--- START OF Input records ---

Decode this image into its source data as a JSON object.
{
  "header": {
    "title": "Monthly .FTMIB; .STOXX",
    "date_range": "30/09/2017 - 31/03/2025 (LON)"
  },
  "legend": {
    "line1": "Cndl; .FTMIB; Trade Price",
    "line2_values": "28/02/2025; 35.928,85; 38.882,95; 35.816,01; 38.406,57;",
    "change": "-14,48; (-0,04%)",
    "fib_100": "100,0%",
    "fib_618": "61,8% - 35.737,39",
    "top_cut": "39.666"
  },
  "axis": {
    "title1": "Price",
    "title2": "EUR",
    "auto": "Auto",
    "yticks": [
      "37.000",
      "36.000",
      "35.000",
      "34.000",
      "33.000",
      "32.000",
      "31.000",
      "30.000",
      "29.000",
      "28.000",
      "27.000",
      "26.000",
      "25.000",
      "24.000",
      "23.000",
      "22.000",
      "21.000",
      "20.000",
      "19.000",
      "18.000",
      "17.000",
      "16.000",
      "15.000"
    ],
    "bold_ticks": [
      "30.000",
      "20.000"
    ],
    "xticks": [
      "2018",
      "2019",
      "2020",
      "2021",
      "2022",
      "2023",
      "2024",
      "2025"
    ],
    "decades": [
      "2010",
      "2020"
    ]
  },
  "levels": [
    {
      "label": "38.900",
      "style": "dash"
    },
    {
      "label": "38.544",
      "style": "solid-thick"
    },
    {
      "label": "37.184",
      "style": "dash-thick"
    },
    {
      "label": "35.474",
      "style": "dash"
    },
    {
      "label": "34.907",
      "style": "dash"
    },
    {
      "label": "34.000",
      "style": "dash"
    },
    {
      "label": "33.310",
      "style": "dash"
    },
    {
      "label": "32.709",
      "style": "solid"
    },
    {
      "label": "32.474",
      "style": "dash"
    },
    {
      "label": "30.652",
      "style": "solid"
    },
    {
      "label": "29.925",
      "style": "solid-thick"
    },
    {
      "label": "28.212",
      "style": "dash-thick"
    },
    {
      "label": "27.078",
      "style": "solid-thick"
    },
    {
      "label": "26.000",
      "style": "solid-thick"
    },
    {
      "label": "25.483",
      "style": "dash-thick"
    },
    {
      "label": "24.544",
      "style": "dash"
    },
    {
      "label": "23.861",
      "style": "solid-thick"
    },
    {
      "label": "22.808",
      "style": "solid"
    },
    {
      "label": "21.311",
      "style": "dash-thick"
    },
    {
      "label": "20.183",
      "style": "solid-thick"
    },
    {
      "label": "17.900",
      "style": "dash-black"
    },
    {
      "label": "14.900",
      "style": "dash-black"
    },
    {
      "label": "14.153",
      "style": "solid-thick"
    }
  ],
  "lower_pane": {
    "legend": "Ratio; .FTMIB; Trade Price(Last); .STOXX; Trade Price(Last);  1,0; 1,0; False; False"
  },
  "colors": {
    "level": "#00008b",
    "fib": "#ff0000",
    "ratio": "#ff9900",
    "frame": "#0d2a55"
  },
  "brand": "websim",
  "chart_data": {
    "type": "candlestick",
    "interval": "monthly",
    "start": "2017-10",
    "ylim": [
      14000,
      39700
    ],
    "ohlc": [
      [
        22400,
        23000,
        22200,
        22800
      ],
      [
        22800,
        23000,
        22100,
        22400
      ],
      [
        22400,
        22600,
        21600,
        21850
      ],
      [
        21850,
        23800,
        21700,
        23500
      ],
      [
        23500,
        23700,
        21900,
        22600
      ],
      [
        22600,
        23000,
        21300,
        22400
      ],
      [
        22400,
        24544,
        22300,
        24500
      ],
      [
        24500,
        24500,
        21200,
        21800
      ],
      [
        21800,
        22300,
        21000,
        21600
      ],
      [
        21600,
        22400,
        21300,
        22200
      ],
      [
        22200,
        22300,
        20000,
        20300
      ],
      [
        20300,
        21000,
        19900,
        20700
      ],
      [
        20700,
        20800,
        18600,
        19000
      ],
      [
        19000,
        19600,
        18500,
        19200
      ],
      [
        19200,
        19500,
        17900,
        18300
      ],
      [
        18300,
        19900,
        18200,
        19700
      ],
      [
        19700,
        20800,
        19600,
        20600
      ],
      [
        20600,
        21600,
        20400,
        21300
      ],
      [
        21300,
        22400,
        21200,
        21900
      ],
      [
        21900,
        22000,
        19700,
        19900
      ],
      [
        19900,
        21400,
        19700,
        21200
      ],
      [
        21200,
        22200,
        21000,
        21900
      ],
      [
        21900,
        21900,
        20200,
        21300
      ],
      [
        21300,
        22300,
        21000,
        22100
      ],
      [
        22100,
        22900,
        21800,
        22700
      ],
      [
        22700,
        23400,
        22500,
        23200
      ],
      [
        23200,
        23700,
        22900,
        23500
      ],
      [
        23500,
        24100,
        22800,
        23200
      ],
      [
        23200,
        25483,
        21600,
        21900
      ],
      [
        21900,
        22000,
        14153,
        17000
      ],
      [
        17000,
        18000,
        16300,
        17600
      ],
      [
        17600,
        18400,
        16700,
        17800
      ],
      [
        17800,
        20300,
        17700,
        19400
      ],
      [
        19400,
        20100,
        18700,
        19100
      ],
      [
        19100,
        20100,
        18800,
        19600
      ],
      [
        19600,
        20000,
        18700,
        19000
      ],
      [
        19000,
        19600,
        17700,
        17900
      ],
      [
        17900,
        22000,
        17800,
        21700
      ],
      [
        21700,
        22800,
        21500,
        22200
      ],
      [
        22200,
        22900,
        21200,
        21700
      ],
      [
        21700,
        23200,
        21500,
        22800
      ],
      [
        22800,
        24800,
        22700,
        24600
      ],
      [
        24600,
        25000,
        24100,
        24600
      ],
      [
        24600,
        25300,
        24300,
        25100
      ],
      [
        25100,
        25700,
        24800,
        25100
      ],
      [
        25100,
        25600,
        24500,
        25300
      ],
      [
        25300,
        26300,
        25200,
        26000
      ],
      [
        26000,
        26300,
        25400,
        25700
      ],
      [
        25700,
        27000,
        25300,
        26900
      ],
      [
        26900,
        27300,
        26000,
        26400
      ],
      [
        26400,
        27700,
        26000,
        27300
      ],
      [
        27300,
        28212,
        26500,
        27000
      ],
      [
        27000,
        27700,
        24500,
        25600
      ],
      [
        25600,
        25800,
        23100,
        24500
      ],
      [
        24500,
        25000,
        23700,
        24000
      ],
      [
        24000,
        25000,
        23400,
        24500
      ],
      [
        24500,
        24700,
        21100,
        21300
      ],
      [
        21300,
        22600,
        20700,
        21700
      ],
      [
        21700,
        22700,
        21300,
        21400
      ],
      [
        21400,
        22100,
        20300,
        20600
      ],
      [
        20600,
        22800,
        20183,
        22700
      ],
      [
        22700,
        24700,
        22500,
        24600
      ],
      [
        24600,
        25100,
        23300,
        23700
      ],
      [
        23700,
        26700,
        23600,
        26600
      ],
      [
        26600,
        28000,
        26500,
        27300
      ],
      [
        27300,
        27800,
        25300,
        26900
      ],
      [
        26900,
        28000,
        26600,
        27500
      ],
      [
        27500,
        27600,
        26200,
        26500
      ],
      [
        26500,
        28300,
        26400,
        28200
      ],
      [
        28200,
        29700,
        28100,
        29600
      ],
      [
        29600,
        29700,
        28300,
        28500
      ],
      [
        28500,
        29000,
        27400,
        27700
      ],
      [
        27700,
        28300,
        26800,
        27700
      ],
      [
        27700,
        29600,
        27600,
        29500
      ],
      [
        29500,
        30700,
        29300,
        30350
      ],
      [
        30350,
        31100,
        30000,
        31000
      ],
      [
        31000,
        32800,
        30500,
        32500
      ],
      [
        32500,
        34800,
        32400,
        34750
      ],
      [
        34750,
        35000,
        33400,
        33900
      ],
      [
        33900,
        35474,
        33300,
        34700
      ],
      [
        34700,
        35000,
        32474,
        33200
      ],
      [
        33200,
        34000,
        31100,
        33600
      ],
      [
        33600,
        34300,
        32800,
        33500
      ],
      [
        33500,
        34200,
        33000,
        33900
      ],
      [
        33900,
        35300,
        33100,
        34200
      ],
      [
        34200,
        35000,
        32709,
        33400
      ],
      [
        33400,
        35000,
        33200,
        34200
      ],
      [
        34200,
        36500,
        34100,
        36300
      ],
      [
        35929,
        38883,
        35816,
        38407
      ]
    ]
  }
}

--- END OF Input records ---

State the number of lines in the records that include "Trade", and write nothing else.

2